## What is asked:
Can you print the data exactly and leave out each image?

## Supplied data:
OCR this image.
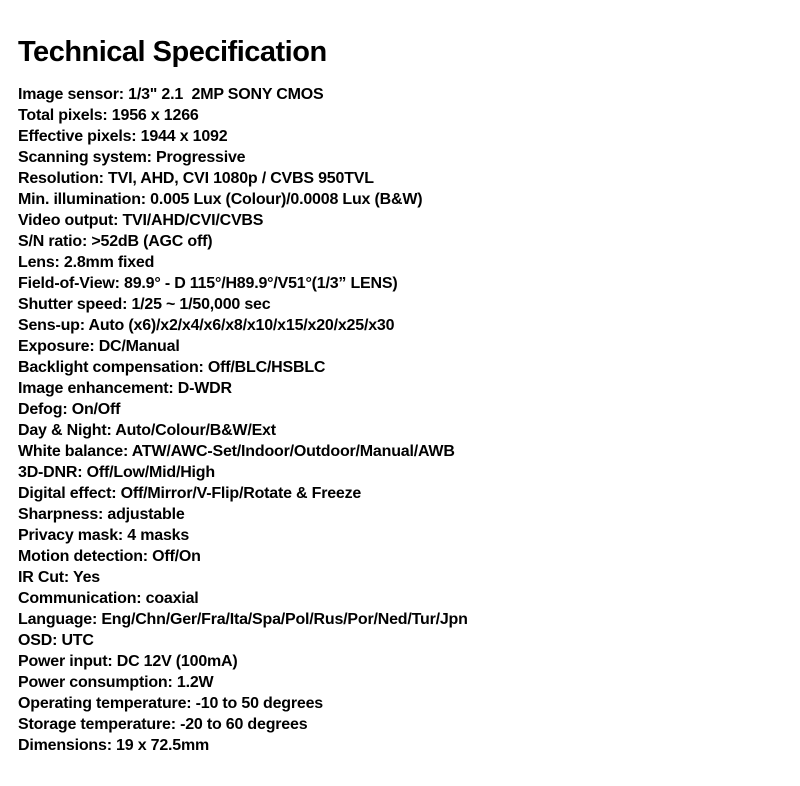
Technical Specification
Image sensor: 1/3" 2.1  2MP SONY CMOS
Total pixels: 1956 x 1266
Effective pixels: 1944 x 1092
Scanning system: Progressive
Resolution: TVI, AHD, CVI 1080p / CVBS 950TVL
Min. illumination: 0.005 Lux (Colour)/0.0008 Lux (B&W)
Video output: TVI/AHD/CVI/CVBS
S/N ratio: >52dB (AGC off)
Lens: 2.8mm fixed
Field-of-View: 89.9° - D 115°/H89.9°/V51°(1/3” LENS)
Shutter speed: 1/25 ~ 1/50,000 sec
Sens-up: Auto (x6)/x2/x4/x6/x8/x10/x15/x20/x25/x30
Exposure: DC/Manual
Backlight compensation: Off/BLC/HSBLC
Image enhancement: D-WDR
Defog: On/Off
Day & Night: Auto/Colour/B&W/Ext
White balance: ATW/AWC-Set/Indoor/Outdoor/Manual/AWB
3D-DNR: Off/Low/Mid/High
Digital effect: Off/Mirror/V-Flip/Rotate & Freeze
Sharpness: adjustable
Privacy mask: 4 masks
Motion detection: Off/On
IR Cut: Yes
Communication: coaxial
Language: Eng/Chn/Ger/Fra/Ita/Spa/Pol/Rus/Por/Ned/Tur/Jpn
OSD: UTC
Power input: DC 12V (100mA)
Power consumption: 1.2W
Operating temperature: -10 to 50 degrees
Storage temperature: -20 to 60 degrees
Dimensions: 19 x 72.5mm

## Result of this exercise:
OCR this image.
Technical Specification
Image sensor: 1/3" 2.1  2MP SONY CMOS
Total pixels: 1956 x 1266
Effective pixels: 1944 x 1092
Scanning system: Progressive
Resolution: TVI, AHD, CVI 1080p / CVBS 950TVL
Min. illumination: 0.005 Lux (Colour)/0.0008 Lux (B&W)
Video output: TVI/AHD/CVI/CVBS
S/N ratio: >52dB (AGC off)
Lens: 2.8mm fixed
Field-of-View: 89.9° - D 115°/H89.9°/V51°(1/3” LENS)
Shutter speed: 1/25 ~ 1/50,000 sec
Sens-up: Auto (x6)/x2/x4/x6/x8/x10/x15/x20/x25/x30
Exposure: DC/Manual
Backlight compensation: Off/BLC/HSBLC
Image enhancement: D-WDR
Defog: On/Off
Day & Night: Auto/Colour/B&W/Ext
White balance: ATW/AWC-Set/Indoor/Outdoor/Manual/AWB
3D-DNR: Off/Low/Mid/High
Digital effect: Off/Mirror/V-Flip/Rotate & Freeze
Sharpness: adjustable
Privacy mask: 4 masks
Motion detection: Off/On
IR Cut: Yes
Communication: coaxial
Language: Eng/Chn/Ger/Fra/Ita/Spa/Pol/Rus/Por/Ned/Tur/Jpn
OSD: UTC
Power input: DC 12V (100mA)
Power consumption: 1.2W
Operating temperature: -10 to 50 degrees
Storage temperature: -20 to 60 degrees
Dimensions: 19 x 72.5mm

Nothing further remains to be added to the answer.